» Texte de la page:
——
Jean-Luc Bonspiel est né à Montréal, à l’hôpital Jean-Talon pour être précis. Il a du sang Mohawk par son père qui vient d’Akwesasne. « Tu peux t’imaginer la bizarre de famille. » Son grand-père était un pur autochtone. Il avait marié une blanche, ce qui n’était pas courant à l’époque. « Peut-être des histoires de trafic, qui sait ? » Au primaire, il a sauté sa quatrième année parce que, croit-il, la maîtresse ne voulait pas l’avoir. « Je devais être trop perturbant, je suppose. » Après Saint-Léonard, ce fut le Collège Maisonneuve. « Là ce fut bien. »

Le Collège Maisonneuve et le milieu underground

Quitter Saint-Léonard, lui a permis de découvrir un autre univers. Venu jouer dans le spectacle de la Passion, il se souvient encore du curé de Sainte-Angèle de Mérici qui l’obstinait que Ponce Pilate était Juif et Hérode, Romain. « Il me disait qu’il savait de quoi il parlait car c’était lui le curé. C’est la dernière fois que j’ai mis les pieds dans une église. »
——
» Données fournies:
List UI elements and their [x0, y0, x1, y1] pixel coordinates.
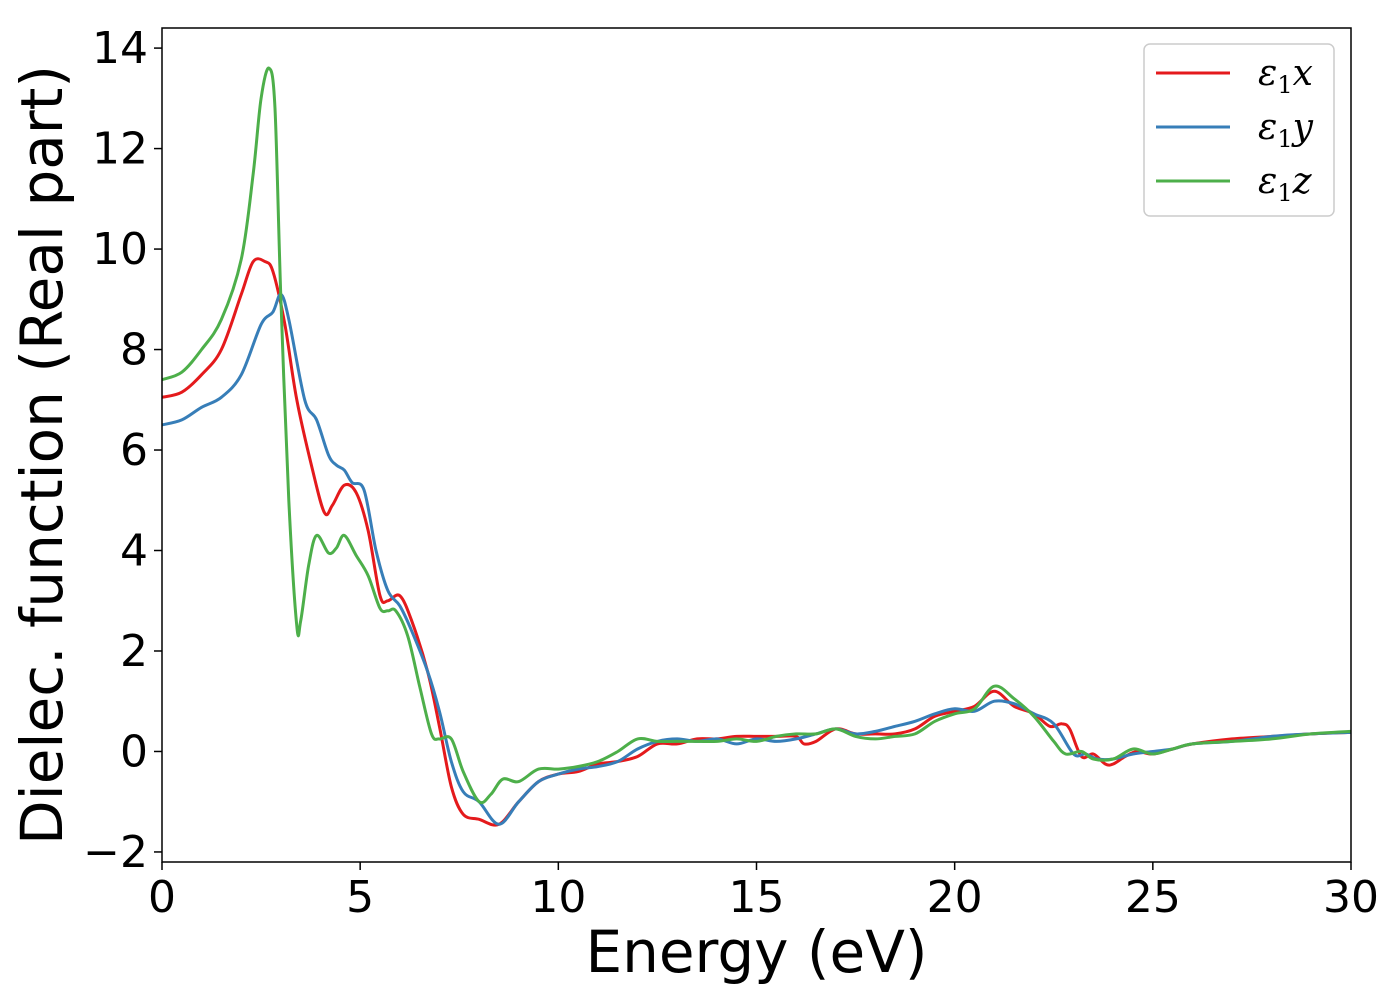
x-tick-label: 5: [346, 872, 374, 923]
series-line-z: [161, 66, 1352, 805]
series-layer: [161, 66, 1352, 827]
series-line-y: [161, 292, 1352, 826]
x-tick-label: 10: [530, 872, 586, 923]
y-tick-label: 6: [120, 425, 148, 476]
legend-label-y: ε1y: [1258, 107, 1314, 153]
x-axis-label: Energy (eV): [585, 918, 927, 986]
x-tick-label: 0: [148, 872, 176, 923]
x-tick-label: 25: [1125, 872, 1181, 923]
x-tick-label: 30: [1323, 872, 1379, 923]
x-tick-label: 20: [927, 872, 983, 923]
legend-box: [1143, 43, 1335, 217]
legend: ε1x ε1y ε1z: [1143, 43, 1335, 217]
legend-label-x: ε1x: [1258, 53, 1313, 99]
y-tick-label: 12: [92, 124, 148, 175]
y-tick-label: 8: [120, 325, 148, 376]
legend-label-z: ε1z: [1258, 161, 1313, 207]
x-tick-label: 15: [729, 872, 785, 923]
y-tick-label: 0: [120, 726, 148, 777]
y-tick-label: 14: [92, 23, 148, 74]
y-tick-label: 2: [120, 626, 148, 677]
y-tick-label: 10: [92, 224, 148, 275]
y-tick-label: −2: [83, 827, 148, 878]
y-axis-label: Dielec. function (Real part): [8, 65, 76, 845]
y-tick-label: 4: [120, 526, 148, 577]
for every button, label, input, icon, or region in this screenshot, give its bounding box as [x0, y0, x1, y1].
——
» Consignes:
(A) Relevez toutes les paroles rapportées entre guillemets dans le texte sur Jean-Luc Bonspiel.
(B) Mettez à jour les enregistrements en remplaçant "pixel coordinates" par "screen coordinates", sans rien changer d’autre. Ne reproduisez pas les images dans votre réponse.

» Réponses:
(A)
1. « Tu peux t’imaginer la bizarre de famille. »
2. « Peut-être des histoires de trafic, qui sait ? »
3. « Je devais être trop perturbant, je suppose. »
4. « Là ce fut bien. »
5. « Il me disait qu’il savait de quoi il parlait car c’était lui le curé. C’est la dernière fois que j’ai mis les pieds dans une église. »

(B)
List UI elements and their [x0, y0, x1, y1] screen coordinates.
x-tick-label: 5: [346, 872, 374, 923]
series-line-z: [161, 66, 1352, 805]
series-layer: [161, 66, 1352, 827]
series-line-y: [161, 292, 1352, 826]
x-tick-label: 10: [530, 872, 586, 923]
y-tick-label: 6: [120, 425, 148, 476]
legend-label-y: ε1y: [1258, 107, 1314, 153]
x-axis-label: Energy (eV): [585, 918, 927, 986]
x-tick-label: 0: [148, 872, 176, 923]
x-tick-label: 25: [1125, 872, 1181, 923]
x-tick-label: 30: [1323, 872, 1379, 923]
x-tick-label: 20: [927, 872, 983, 923]
legend-box: [1143, 43, 1335, 217]
legend: ε1x ε1y ε1z: [1143, 43, 1335, 217]
legend-label-x: ε1x: [1258, 53, 1313, 99]
y-tick-label: 12: [92, 124, 148, 175]
y-tick-label: 8: [120, 325, 148, 376]
legend-label-z: ε1z: [1258, 161, 1313, 207]
x-tick-label: 15: [729, 872, 785, 923]
y-tick-label: 0: [120, 726, 148, 777]
y-tick-label: 14: [92, 23, 148, 74]
y-tick-label: 2: [120, 626, 148, 677]
y-tick-label: 10: [92, 224, 148, 275]
y-tick-label: −2: [83, 827, 148, 878]
y-axis-label: Dielec. function (Real part): [8, 65, 76, 845]
y-tick-label: 4: [120, 526, 148, 577]
for every button, label, input, icon, or region in this screenshot, give its bounding box as [x0, y0, x1, y1].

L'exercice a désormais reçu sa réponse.